(Collected data entries)
------------------------------------------------------------------------

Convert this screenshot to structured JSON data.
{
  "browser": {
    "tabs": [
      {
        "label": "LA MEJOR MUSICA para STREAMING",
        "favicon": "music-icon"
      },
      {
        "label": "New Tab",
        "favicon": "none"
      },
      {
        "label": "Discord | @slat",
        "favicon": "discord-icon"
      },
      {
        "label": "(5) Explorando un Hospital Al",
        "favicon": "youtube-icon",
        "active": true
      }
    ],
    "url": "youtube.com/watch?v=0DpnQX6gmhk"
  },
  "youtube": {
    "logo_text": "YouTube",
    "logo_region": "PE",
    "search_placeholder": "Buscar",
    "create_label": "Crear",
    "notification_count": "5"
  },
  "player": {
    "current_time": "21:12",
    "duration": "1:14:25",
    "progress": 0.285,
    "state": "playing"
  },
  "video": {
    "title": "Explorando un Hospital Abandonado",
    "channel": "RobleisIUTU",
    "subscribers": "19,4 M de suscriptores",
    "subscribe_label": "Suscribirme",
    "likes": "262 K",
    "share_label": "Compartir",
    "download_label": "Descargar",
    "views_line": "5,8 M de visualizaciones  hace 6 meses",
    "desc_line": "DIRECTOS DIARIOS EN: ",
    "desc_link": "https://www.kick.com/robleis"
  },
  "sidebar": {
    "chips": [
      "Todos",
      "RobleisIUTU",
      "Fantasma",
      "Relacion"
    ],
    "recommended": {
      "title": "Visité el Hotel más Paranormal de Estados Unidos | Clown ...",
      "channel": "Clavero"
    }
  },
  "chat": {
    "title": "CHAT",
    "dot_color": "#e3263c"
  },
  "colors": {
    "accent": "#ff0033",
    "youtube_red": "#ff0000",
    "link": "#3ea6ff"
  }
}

------------------------------------------------------------------------

TASK TO CARRY OUT =>
Reproduce each line of the material above precisely.

SOLUTION TO THIS EXERCISE =>
Convert this screenshot to structured JSON data.
{
  "browser": {
    "tabs": [
      {
        "label": "LA MEJOR MUSICA para STREAMING",
        "favicon": "music-icon"
      },
      {
        "label": "New Tab",
        "favicon": "none"
      },
      {
        "label": "Discord | @slat",
        "favicon": "discord-icon"
      },
      {
        "label": "(5) Explorando un Hospital Al",
        "favicon": "youtube-icon",
        "active": true
      }
    ],
    "url": "youtube.com/watch?v=0DpnQX6gmhk"
  },
  "youtube": {
    "logo_text": "YouTube",
    "logo_region": "PE",
    "search_placeholder": "Buscar",
    "create_label": "Crear",
    "notification_count": "5"
  },
  "player": {
    "current_time": "21:12",
    "duration": "1:14:25",
    "progress": 0.285,
    "state": "playing"
  },
  "video": {
    "title": "Explorando un Hospital Abandonado",
    "channel": "RobleisIUTU",
    "subscribers": "19,4 M de suscriptores",
    "subscribe_label": "Suscribirme",
    "likes": "262 K",
    "share_label": "Compartir",
    "download_label": "Descargar",
    "views_line": "5,8 M de visualizaciones  hace 6 meses",
    "desc_line": "DIRECTOS DIARIOS EN: ",
    "desc_link": "https://www.kick.com/robleis"
  },
  "sidebar": {
    "chips": [
      "Todos",
      "RobleisIUTU",
      "Fantasma",
      "Relacion"
    ],
    "recommended": {
      "title": "Visité el Hotel más Paranormal de Estados Unidos | Clown ...",
      "channel": "Clavero"
    }
  },
  "chat": {
    "title": "CHAT",
    "dot_color": "#e3263c"
  },
  "colors": {
    "accent": "#ff0033",
    "youtube_red": "#ff0000",
    "link": "#3ea6ff"
  }
}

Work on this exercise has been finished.